WHAT THE TASK ASKS:
Your task is to copy the listing exactly. Drop any pictures from the copy.

DATA RECORDS:
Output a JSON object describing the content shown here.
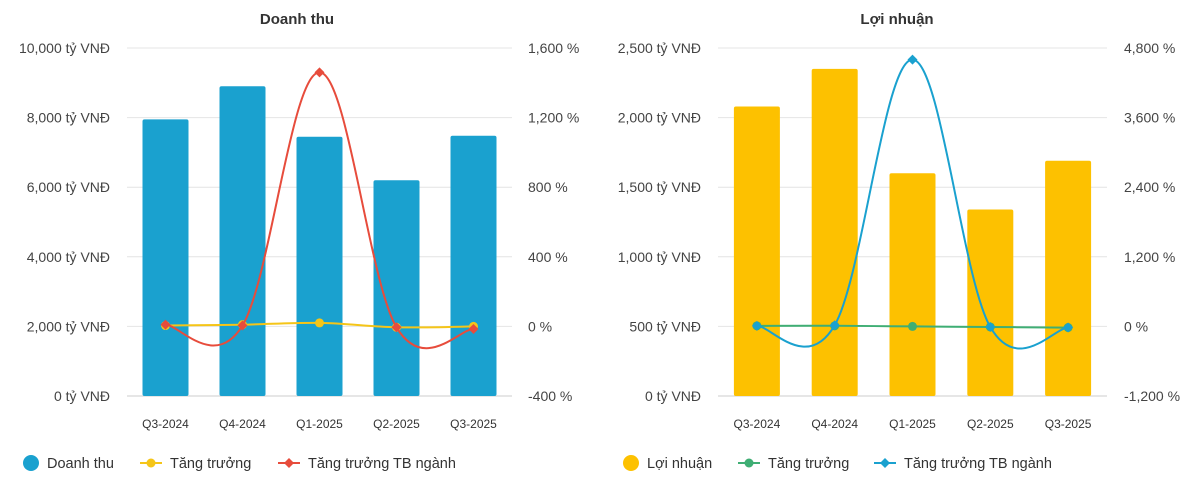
{
  "chart_data": [
    {
      "type": "bar",
      "title": "Doanh thu",
      "categories": [
        "Q3-2024",
        "Q4-2024",
        "Q1-2025",
        "Q2-2025",
        "Q3-2025"
      ],
      "left_axis": {
        "ticks": [
          "10,000 tỷ VNĐ",
          "8,000 tỷ VNĐ",
          "6,000 tỷ VNĐ",
          "4,000 tỷ VNĐ",
          "2,000 tỷ VNĐ",
          "0 tỷ VNĐ"
        ],
        "range": [
          0,
          10000
        ]
      },
      "right_axis": {
        "ticks": [
          "1,600 %",
          "1,200 %",
          "800 %",
          "400 %",
          "0 %",
          "-400 %"
        ],
        "range": [
          -400,
          1600
        ]
      },
      "series": [
        {
          "name": "Doanh thu",
          "kind": "bar",
          "axis": "left",
          "values": [
            7950,
            8900,
            7450,
            6200,
            7480
          ],
          "color": "#1aa1cf"
        },
        {
          "name": "Tăng trưởng",
          "kind": "line",
          "axis": "right",
          "values": [
            5,
            10,
            20,
            -5,
            0
          ],
          "color": "#f5c518",
          "marker": "circle"
        },
        {
          "name": "Tăng trưởng TB ngành",
          "kind": "line",
          "axis": "right",
          "values": [
            10,
            5,
            1460,
            -5,
            -15
          ],
          "color": "#e74c3c",
          "marker": "diamond"
        }
      ]
    },
    {
      "type": "bar",
      "title": "Lợi nhuận",
      "categories": [
        "Q3-2024",
        "Q4-2024",
        "Q1-2025",
        "Q2-2025",
        "Q3-2025"
      ],
      "left_axis": {
        "ticks": [
          "2,500 tỷ VNĐ",
          "2,000 tỷ VNĐ",
          "1,500 tỷ VNĐ",
          "1,000 tỷ VNĐ",
          "500 tỷ VNĐ",
          "0 tỷ VNĐ"
        ],
        "range": [
          0,
          2500
        ]
      },
      "right_axis": {
        "ticks": [
          "4,800 %",
          "3,600 %",
          "2,400 %",
          "1,200 %",
          "0 %",
          "-1,200 %"
        ],
        "range": [
          -1200,
          4800
        ]
      },
      "series": [
        {
          "name": "Lợi nhuận",
          "kind": "bar",
          "axis": "left",
          "values": [
            2080,
            2350,
            1600,
            1340,
            1690
          ],
          "color": "#fdc100"
        },
        {
          "name": "Tăng trưởng",
          "kind": "line",
          "axis": "right",
          "values": [
            10,
            10,
            0,
            -10,
            -20
          ],
          "color": "#3fae74",
          "marker": "circle"
        },
        {
          "name": "Tăng trưởng TB ngành",
          "kind": "line",
          "axis": "right",
          "values": [
            10,
            20,
            4600,
            -10,
            -20
          ],
          "color": "#1aa1cf",
          "marker": "diamond"
        }
      ]
    }
  ]
}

EXERCISE ANSWER:
Output a JSON object describing the content shown here.
{
  "chart_data": [
    {
      "type": "bar",
      "title": "Doanh thu",
      "categories": [
        "Q3-2024",
        "Q4-2024",
        "Q1-2025",
        "Q2-2025",
        "Q3-2025"
      ],
      "left_axis": {
        "ticks": [
          "10,000 tỷ VNĐ",
          "8,000 tỷ VNĐ",
          "6,000 tỷ VNĐ",
          "4,000 tỷ VNĐ",
          "2,000 tỷ VNĐ",
          "0 tỷ VNĐ"
        ],
        "range": [
          0,
          10000
        ]
      },
      "right_axis": {
        "ticks": [
          "1,600 %",
          "1,200 %",
          "800 %",
          "400 %",
          "0 %",
          "-400 %"
        ],
        "range": [
          -400,
          1600
        ]
      },
      "series": [
        {
          "name": "Doanh thu",
          "kind": "bar",
          "axis": "left",
          "values": [
            7950,
            8900,
            7450,
            6200,
            7480
          ],
          "color": "#1aa1cf"
        },
        {
          "name": "Tăng trưởng",
          "kind": "line",
          "axis": "right",
          "values": [
            5,
            10,
            20,
            -5,
            0
          ],
          "color": "#f5c518",
          "marker": "circle"
        },
        {
          "name": "Tăng trưởng TB ngành",
          "kind": "line",
          "axis": "right",
          "values": [
            10,
            5,
            1460,
            -5,
            -15
          ],
          "color": "#e74c3c",
          "marker": "diamond"
        }
      ]
    },
    {
      "type": "bar",
      "title": "Lợi nhuận",
      "categories": [
        "Q3-2024",
        "Q4-2024",
        "Q1-2025",
        "Q2-2025",
        "Q3-2025"
      ],
      "left_axis": {
        "ticks": [
          "2,500 tỷ VNĐ",
          "2,000 tỷ VNĐ",
          "1,500 tỷ VNĐ",
          "1,000 tỷ VNĐ",
          "500 tỷ VNĐ",
          "0 tỷ VNĐ"
        ],
        "range": [
          0,
          2500
        ]
      },
      "right_axis": {
        "ticks": [
          "4,800 %",
          "3,600 %",
          "2,400 %",
          "1,200 %",
          "0 %",
          "-1,200 %"
        ],
        "range": [
          -1200,
          4800
        ]
      },
      "series": [
        {
          "name": "Lợi nhuận",
          "kind": "bar",
          "axis": "left",
          "values": [
            2080,
            2350,
            1600,
            1340,
            1690
          ],
          "color": "#fdc100"
        },
        {
          "name": "Tăng trưởng",
          "kind": "line",
          "axis": "right",
          "values": [
            10,
            10,
            0,
            -10,
            -20
          ],
          "color": "#3fae74",
          "marker": "circle"
        },
        {
          "name": "Tăng trưởng TB ngành",
          "kind": "line",
          "axis": "right",
          "values": [
            10,
            20,
            4600,
            -10,
            -20
          ],
          "color": "#1aa1cf",
          "marker": "diamond"
        }
      ]
    }
  ]
}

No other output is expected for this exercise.